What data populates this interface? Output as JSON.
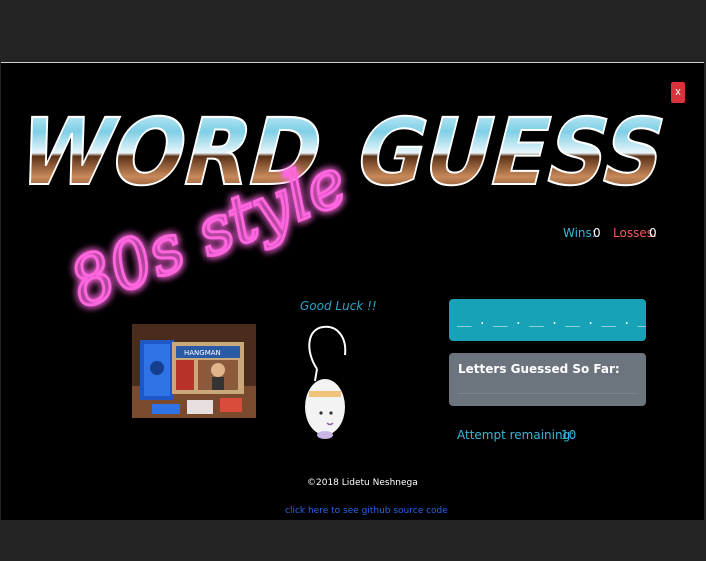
{
  "logo": {
    "title_word1": "WORD",
    "title_word2": "GUESS",
    "subtitle": "80s style"
  },
  "close_label": "x",
  "score": {
    "wins_label": "Wins:",
    "wins_value": "0",
    "losses_label": "Losses:",
    "losses_value": "0"
  },
  "greeting": "Good Luck !!",
  "game": {
    "word_display": "__ . __ . __ . __ . __ . __ .",
    "guessed_title": "Letters Guessed So Far:",
    "guessed_letters": "",
    "attempt_label": "Attempt remaining:",
    "attempt_value": "10"
  },
  "photo": {
    "box_brand": "HANGMAN"
  },
  "footer": {
    "copyright": "©2018 Lidetu Neshnega",
    "github_link": "click here to see github source code"
  },
  "colors": {
    "accent_cyan": "#17a2b8",
    "panel_gray": "#6c757d",
    "neon_pink": "#ff4fd8",
    "losses_red": "#f35a5a",
    "link_blue": "#2a64e8"
  }
}
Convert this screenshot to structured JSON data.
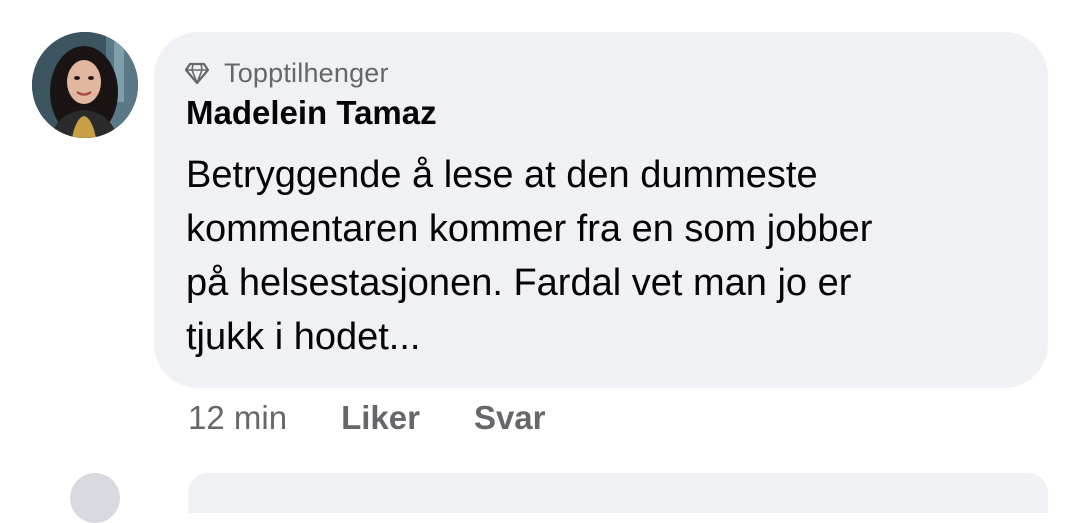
{
  "comment": {
    "badge": {
      "icon": "diamond-icon",
      "label": "Topptilhenger"
    },
    "author": "Madelein Tamaz",
    "body_lines": [
      "Betryggende å lese at den dummeste",
      "kommentaren kommer fra en som jobber",
      "på helsestasjonen. Fardal vet man jo er",
      "tjukk i hodet..."
    ],
    "time": "12 min",
    "like_label": "Liker",
    "reply_label": "Svar"
  },
  "colors": {
    "bubble_bg": "#eff1f5",
    "text_primary": "#050505",
    "text_secondary": "#65676b"
  }
}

= = =

▸ TASK STATEMENT: Within the listing above, work out how many lines contain the string "JSON", and reply with that number only.

▸ CORRECT RESULT: 2